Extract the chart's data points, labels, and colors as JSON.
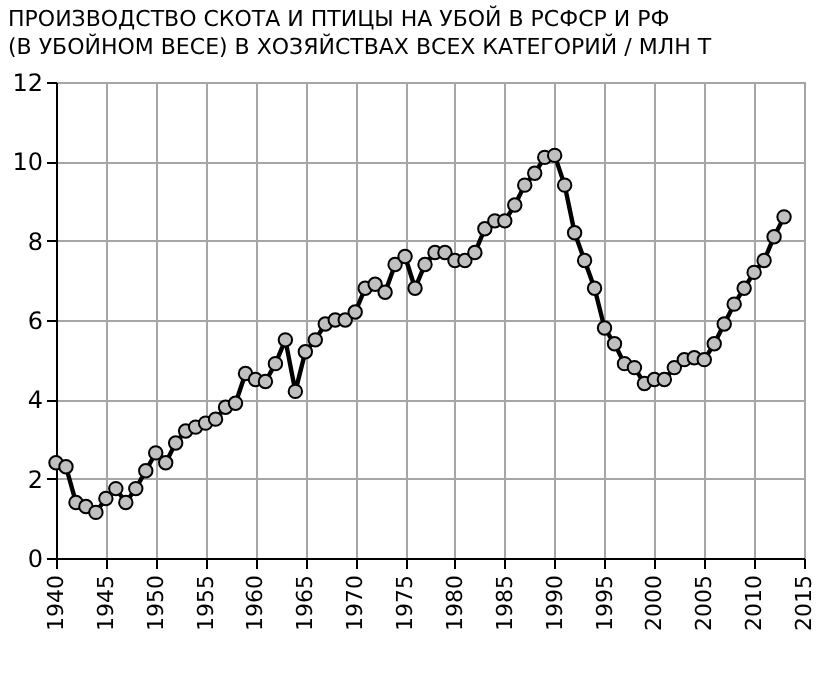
{
  "chart_data": {
    "type": "line",
    "title": "ПРОИЗВОДСТВО СКОТА И ПТИЦЫ НА УБОЙ В  РСФСР  И  РФ",
    "subtitle": "(В УБОЙНОМ ВЕСЕ)  В ХОЗЯЙСТВАХ ВСЕХ КАТЕГОРИЙ  /  МЛН Т",
    "x": [
      1940,
      1941,
      1942,
      1943,
      1944,
      1945,
      1946,
      1947,
      1948,
      1949,
      1950,
      1951,
      1952,
      1953,
      1954,
      1955,
      1956,
      1957,
      1958,
      1959,
      1960,
      1961,
      1962,
      1963,
      1964,
      1965,
      1966,
      1967,
      1968,
      1969,
      1970,
      1971,
      1972,
      1973,
      1974,
      1975,
      1976,
      1977,
      1978,
      1979,
      1980,
      1981,
      1982,
      1983,
      1984,
      1985,
      1986,
      1987,
      1988,
      1989,
      1990,
      1991,
      1992,
      1993,
      1994,
      1995,
      1996,
      1997,
      1998,
      1999,
      2000,
      2001,
      2002,
      2003,
      2004,
      2005,
      2006,
      2007,
      2008,
      2009,
      2010,
      2011,
      2012,
      2013
    ],
    "series": [
      {
        "color": "#000000",
        "values": [
          2.4,
          2.3,
          1.4,
          1.3,
          1.15,
          1.5,
          1.75,
          1.4,
          1.75,
          2.2,
          2.65,
          2.4,
          2.9,
          3.2,
          3.3,
          3.4,
          3.5,
          3.8,
          3.9,
          4.65,
          4.5,
          4.45,
          4.9,
          5.5,
          4.2,
          5.2,
          5.5,
          5.9,
          6.0,
          6.0,
          6.2,
          6.8,
          6.9,
          6.7,
          7.4,
          7.6,
          6.8,
          7.4,
          7.7,
          7.7,
          7.5,
          7.5,
          7.7,
          8.3,
          8.5,
          8.5,
          8.9,
          9.4,
          9.7,
          10.1,
          10.15,
          9.4,
          8.2,
          7.5,
          6.8,
          5.8,
          5.4,
          4.9,
          4.8,
          4.4,
          4.5,
          4.5,
          4.8,
          5.0,
          5.05,
          5.0,
          5.4,
          5.9,
          6.4,
          6.8,
          7.2,
          7.5,
          8.1,
          8.6
        ]
      }
    ],
    "xlim": [
      1940,
      2015
    ],
    "xticks": [
      1940,
      1945,
      1950,
      1955,
      1960,
      1965,
      1970,
      1975,
      1980,
      1985,
      1990,
      1995,
      2000,
      2005,
      2010,
      2015
    ],
    "ylim": [
      0,
      12
    ],
    "yticks": [
      0,
      2,
      4,
      6,
      8,
      10,
      12
    ],
    "grid": true,
    "marker": "circle",
    "line_style": "solid"
  }
}
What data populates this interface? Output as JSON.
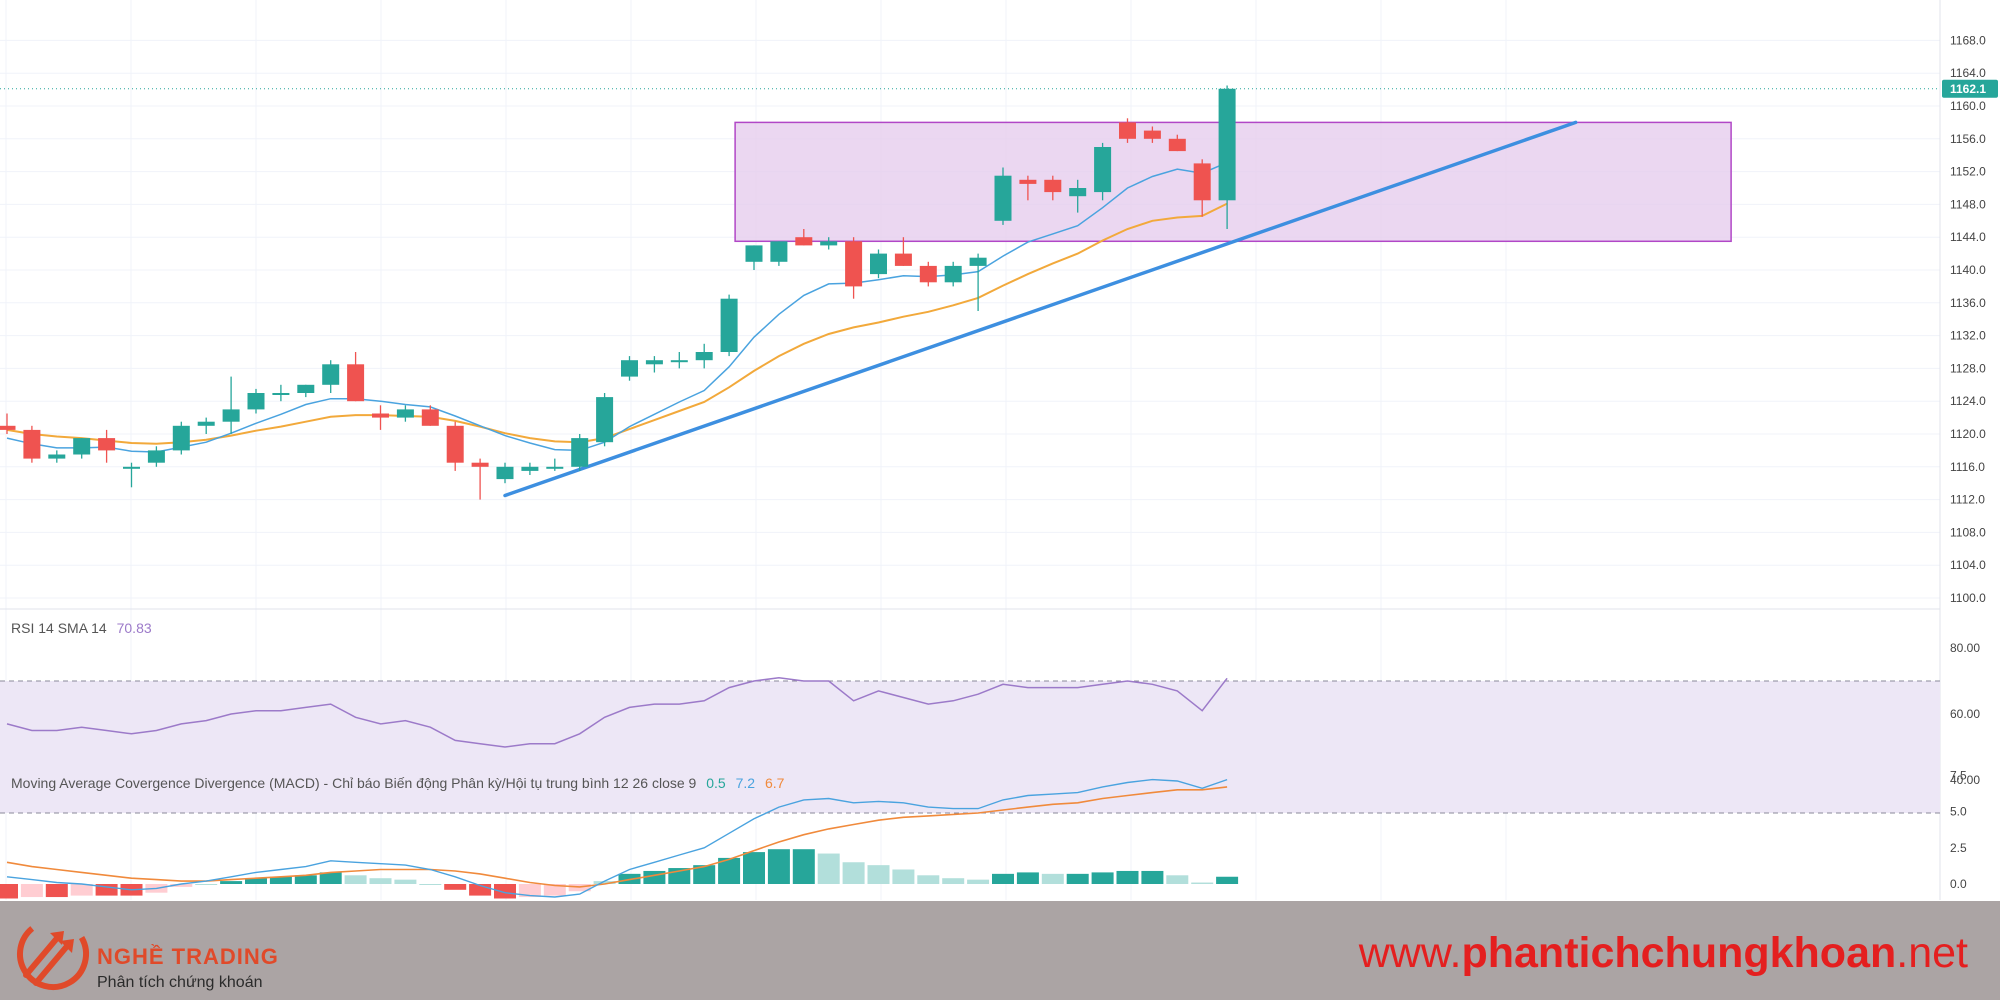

- - -

WHAT THIS TASK INVOLVES
Repeat each line of the records above exactly, but do not copy the pictures.

RESULT FOR THIS EXERCISE
Extract the chart's data points, labels, and colors as JSON.
{
  "chart_data": {
    "type": "line",
    "title": "ПРОИЗВОДСТВО СКОТА И ПТИЦЫ НА УБОЙ В  РСФСР  И  РФ",
    "subtitle": "(В УБОЙНОМ ВЕСЕ)  В ХОЗЯЙСТВАХ ВСЕХ КАТЕГОРИЙ  /  МЛН Т",
    "x": [
      1940,
      1941,
      1942,
      1943,
      1944,
      1945,
      1946,
      1947,
      1948,
      1949,
      1950,
      1951,
      1952,
      1953,
      1954,
      1955,
      1956,
      1957,
      1958,
      1959,
      1960,
      1961,
      1962,
      1963,
      1964,
      1965,
      1966,
      1967,
      1968,
      1969,
      1970,
      1971,
      1972,
      1973,
      1974,
      1975,
      1976,
      1977,
      1978,
      1979,
      1980,
      1981,
      1982,
      1983,
      1984,
      1985,
      1986,
      1987,
      1988,
      1989,
      1990,
      1991,
      1992,
      1993,
      1994,
      1995,
      1996,
      1997,
      1998,
      1999,
      2000,
      2001,
      2002,
      2003,
      2004,
      2005,
      2006,
      2007,
      2008,
      2009,
      2010,
      2011,
      2012,
      2013
    ],
    "series": [
      {
        "color": "#000000",
        "values": [
          2.4,
          2.3,
          1.4,
          1.3,
          1.15,
          1.5,
          1.75,
          1.4,
          1.75,
          2.2,
          2.65,
          2.4,
          2.9,
          3.2,
          3.3,
          3.4,
          3.5,
          3.8,
          3.9,
          4.65,
          4.5,
          4.45,
          4.9,
          5.5,
          4.2,
          5.2,
          5.5,
          5.9,
          6.0,
          6.0,
          6.2,
          6.8,
          6.9,
          6.7,
          7.4,
          7.6,
          6.8,
          7.4,
          7.7,
          7.7,
          7.5,
          7.5,
          7.7,
          8.3,
          8.5,
          8.5,
          8.9,
          9.4,
          9.7,
          10.1,
          10.15,
          9.4,
          8.2,
          7.5,
          6.8,
          5.8,
          5.4,
          4.9,
          4.8,
          4.4,
          4.5,
          4.5,
          4.8,
          5.0,
          5.05,
          5.0,
          5.4,
          5.9,
          6.4,
          6.8,
          7.2,
          7.5,
          8.1,
          8.6
        ]
      }
    ],
    "xlim": [
      1940,
      2015
    ],
    "xticks": [
      1940,
      1945,
      1950,
      1955,
      1960,
      1965,
      1970,
      1975,
      1980,
      1985,
      1990,
      1995,
      2000,
      2005,
      2010,
      2015
    ],
    "ylim": [
      0,
      12
    ],
    "yticks": [
      0,
      2,
      4,
      6,
      8,
      10,
      12
    ],
    "grid": true,
    "marker": "circle",
    "line_style": "solid"
  }
}
What data populates this interface? Output as JSON.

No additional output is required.